(Data excerpts):
------------

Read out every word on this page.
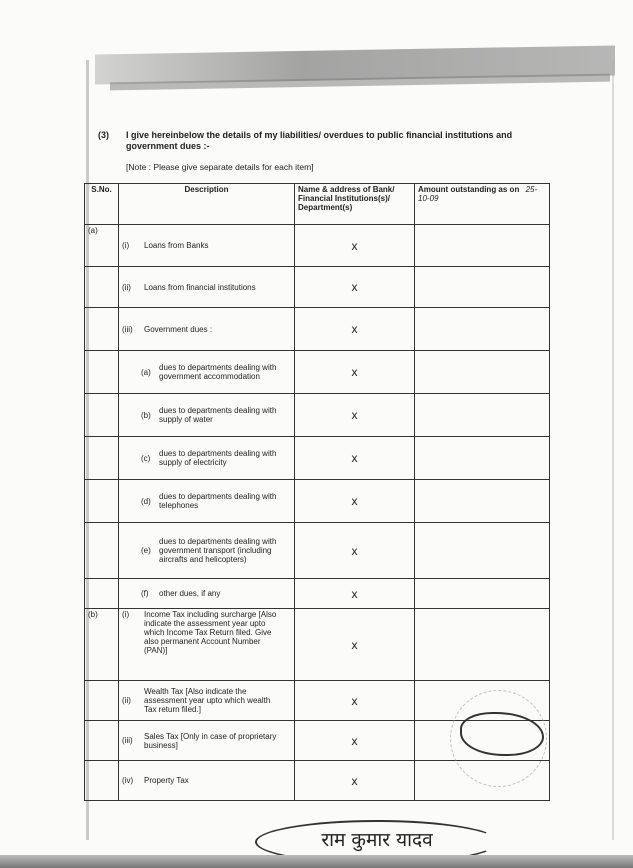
(3) I give hereinbelow the details of my liabilities/ overdues to public financial institutions and government dues :-
[Note : Please give separate details for each item]
S.No.	Description	Name & address of Bank/ Financial Institutions(s)/ Department(s)	Amount outstanding as on 25-10-09
(a)	(i) Loans from Banks	x	
	(ii) Loans from financial institutions	x	
	(iii) Government dues :	x	
	(a) dues to departments dealing with government accommodation	x	
	(b) dues to departments dealing with supply of water	x	
	(c) dues to departments dealing with supply of electricity	x	
	(d) dues to departments dealing with telephones	x	
	(e)dues to departments dealing with government transport (including aircrafts and helicopters)	x	
	(f) other dues, if any	x	
(b)	(i) Income Tax including surcharge [Also indicate the assessment year upto which Income Tax Return filed. Give also permanent Account Number (PAN)]	x	
	(ii)Wealth Tax [Also indicate the assessment year upto which wealth Tax return filed.]	x	
	(iii) Sales Tax [Only in case of proprietary business]	x	
	(iv) Property Tax	x	
राम कुमार यादव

------------

Set down all the entries exactly as they appear, but skip any pictures.

(The response):
Read out every word on this page.
(3) I give hereinbelow the details of my liabilities/ overdues to public financial institutions and government dues :-
[Note : Please give separate details for each item]
S.No.	Description	Name & address of Bank/ Financial Institutions(s)/ Department(s)	Amount outstanding as on 25-10-09
(a)	(i) Loans from Banks	x	
	(ii) Loans from financial institutions	x	
	(iii) Government dues :	x	
	(a) dues to departments dealing with government accommodation	x	
	(b) dues to departments dealing with supply of water	x	
	(c) dues to departments dealing with supply of electricity	x	
	(d) dues to departments dealing with telephones	x	
	(e)dues to departments dealing with government transport (including aircrafts and helicopters)	x	
	(f) other dues, if any	x	
(b)	(i) Income Tax including surcharge [Also indicate the assessment year upto which Income Tax Return filed. Give also permanent Account Number (PAN)]	x	
	(ii)Wealth Tax [Also indicate the assessment year upto which wealth Tax return filed.]	x	
	(iii) Sales Tax [Only in case of proprietary business]	x	
	(iv) Property Tax	x	
राम कुमार यादव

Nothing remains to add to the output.